BEGIN THE RECORDS

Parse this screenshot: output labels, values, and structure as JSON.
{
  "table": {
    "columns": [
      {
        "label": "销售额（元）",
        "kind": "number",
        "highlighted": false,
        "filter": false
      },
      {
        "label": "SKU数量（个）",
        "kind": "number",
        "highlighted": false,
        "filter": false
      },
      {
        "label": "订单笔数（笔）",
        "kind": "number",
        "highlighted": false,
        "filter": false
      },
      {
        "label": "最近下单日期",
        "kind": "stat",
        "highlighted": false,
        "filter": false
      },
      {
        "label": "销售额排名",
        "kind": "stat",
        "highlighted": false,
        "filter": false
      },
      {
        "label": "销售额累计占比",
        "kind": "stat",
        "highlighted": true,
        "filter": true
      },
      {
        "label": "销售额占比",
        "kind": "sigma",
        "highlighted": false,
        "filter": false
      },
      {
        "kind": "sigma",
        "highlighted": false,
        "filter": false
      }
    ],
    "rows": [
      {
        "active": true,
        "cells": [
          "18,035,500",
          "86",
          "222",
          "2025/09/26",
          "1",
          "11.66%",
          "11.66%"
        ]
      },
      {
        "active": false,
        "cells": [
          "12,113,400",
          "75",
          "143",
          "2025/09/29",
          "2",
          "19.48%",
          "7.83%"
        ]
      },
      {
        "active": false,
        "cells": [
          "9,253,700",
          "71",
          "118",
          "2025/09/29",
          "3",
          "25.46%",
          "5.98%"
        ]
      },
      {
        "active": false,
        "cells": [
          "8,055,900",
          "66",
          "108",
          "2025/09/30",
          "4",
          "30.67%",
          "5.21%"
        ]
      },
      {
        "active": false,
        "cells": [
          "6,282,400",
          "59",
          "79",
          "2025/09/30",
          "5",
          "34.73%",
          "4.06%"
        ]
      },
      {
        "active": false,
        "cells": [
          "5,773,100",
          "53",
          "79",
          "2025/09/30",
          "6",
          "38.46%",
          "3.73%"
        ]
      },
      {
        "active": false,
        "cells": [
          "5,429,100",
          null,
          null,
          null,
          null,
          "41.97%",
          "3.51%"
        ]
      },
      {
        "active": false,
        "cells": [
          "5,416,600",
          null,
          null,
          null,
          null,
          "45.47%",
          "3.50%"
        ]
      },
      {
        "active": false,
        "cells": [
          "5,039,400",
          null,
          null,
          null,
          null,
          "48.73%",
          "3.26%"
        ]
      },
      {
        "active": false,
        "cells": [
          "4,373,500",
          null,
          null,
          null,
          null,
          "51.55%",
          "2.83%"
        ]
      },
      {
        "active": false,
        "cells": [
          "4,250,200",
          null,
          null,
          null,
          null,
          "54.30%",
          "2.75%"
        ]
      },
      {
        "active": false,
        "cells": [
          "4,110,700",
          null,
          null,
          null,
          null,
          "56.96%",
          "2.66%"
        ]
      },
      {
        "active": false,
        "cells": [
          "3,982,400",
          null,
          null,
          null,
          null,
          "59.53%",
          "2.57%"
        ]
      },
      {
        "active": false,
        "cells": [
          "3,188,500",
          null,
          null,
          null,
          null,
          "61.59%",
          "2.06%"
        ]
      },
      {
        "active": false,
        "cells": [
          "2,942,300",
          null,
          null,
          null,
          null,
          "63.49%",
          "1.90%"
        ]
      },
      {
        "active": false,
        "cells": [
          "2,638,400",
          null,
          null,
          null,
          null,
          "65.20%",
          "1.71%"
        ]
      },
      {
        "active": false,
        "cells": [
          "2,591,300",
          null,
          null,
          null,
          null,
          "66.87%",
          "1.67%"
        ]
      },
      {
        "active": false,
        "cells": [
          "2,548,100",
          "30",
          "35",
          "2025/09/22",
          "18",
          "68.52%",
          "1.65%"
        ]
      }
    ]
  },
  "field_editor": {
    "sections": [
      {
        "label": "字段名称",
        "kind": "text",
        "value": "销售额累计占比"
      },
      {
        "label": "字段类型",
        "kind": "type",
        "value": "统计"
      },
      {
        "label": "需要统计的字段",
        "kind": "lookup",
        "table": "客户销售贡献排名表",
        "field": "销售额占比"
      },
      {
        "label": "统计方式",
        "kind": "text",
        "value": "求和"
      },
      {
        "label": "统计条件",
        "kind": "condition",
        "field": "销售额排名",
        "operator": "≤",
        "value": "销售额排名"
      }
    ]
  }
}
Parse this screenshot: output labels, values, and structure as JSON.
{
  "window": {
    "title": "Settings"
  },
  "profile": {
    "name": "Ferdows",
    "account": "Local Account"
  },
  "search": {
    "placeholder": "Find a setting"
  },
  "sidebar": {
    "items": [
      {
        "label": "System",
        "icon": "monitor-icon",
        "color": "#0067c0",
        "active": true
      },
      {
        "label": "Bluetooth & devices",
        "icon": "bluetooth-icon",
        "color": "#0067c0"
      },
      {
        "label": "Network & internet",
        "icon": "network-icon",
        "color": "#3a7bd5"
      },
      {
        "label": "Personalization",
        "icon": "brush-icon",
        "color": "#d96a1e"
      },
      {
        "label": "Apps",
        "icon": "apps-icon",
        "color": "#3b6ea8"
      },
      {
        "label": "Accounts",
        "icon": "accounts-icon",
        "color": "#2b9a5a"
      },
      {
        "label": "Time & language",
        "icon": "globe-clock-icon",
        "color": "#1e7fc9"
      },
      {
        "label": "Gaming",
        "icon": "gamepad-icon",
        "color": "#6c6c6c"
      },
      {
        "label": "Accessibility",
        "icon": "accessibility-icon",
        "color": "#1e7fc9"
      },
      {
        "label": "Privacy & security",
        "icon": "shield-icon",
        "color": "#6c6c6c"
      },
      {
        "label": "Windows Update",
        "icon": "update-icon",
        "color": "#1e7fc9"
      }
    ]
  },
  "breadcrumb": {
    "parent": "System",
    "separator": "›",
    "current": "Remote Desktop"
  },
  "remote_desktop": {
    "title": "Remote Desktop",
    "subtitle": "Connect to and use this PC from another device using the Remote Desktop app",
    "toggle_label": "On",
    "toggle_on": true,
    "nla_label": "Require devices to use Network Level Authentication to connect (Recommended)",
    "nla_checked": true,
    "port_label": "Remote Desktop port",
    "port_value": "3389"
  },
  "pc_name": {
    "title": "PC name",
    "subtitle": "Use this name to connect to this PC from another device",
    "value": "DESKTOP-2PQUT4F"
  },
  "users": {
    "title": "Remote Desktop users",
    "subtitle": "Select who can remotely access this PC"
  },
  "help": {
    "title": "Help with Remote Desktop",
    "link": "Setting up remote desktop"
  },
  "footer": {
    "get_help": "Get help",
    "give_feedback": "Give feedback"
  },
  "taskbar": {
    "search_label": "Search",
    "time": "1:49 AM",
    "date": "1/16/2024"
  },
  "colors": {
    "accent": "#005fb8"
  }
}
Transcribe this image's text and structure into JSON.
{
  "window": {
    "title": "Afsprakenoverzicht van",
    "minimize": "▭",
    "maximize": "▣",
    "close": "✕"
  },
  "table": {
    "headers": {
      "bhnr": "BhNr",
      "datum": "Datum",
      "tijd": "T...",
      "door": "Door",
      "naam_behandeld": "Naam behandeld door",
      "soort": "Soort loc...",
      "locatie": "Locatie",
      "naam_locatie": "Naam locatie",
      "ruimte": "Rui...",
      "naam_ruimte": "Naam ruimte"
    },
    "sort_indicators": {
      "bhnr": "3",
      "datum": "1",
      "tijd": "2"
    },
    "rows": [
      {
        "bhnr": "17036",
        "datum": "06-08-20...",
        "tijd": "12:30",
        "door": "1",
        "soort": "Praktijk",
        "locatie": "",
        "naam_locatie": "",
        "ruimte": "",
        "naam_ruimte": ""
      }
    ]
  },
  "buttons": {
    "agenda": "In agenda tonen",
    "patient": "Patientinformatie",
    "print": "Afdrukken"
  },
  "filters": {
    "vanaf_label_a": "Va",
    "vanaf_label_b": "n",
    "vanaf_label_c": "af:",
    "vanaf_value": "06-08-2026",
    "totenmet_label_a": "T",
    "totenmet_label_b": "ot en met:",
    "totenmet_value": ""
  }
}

END THE RECORDS

Quote only the lines from the line containing "Transcribe this image's" through the end of the listing, please, keeping both the first and the last line.

Transcribe this image's text and structure into JSON.
{
  "window": {
    "title": "Afsprakenoverzicht van",
    "minimize": "▭",
    "maximize": "▣",
    "close": "✕"
  },
  "table": {
    "headers": {
      "bhnr": "BhNr",
      "datum": "Datum",
      "tijd": "T...",
      "door": "Door",
      "naam_behandeld": "Naam behandeld door",
      "soort": "Soort loc...",
      "locatie": "Locatie",
      "naam_locatie": "Naam locatie",
      "ruimte": "Rui...",
      "naam_ruimte": "Naam ruimte"
    },
    "sort_indicators": {
      "bhnr": "3",
      "datum": "1",
      "tijd": "2"
    },
    "rows": [
      {
        "bhnr": "17036",
        "datum": "06-08-20...",
        "tijd": "12:30",
        "door": "1",
        "soort": "Praktijk",
        "locatie": "",
        "naam_locatie": "",
        "ruimte": "",
        "naam_ruimte": ""
      }
    ]
  },
  "buttons": {
    "agenda": "In agenda tonen",
    "patient": "Patientinformatie",
    "print": "Afdrukken"
  },
  "filters": {
    "vanaf_label_a": "Va",
    "vanaf_label_b": "n",
    "vanaf_label_c": "af:",
    "vanaf_value": "06-08-2026",
    "totenmet_label_a": "T",
    "totenmet_label_b": "ot en met:",
    "totenmet_value": ""
  }
}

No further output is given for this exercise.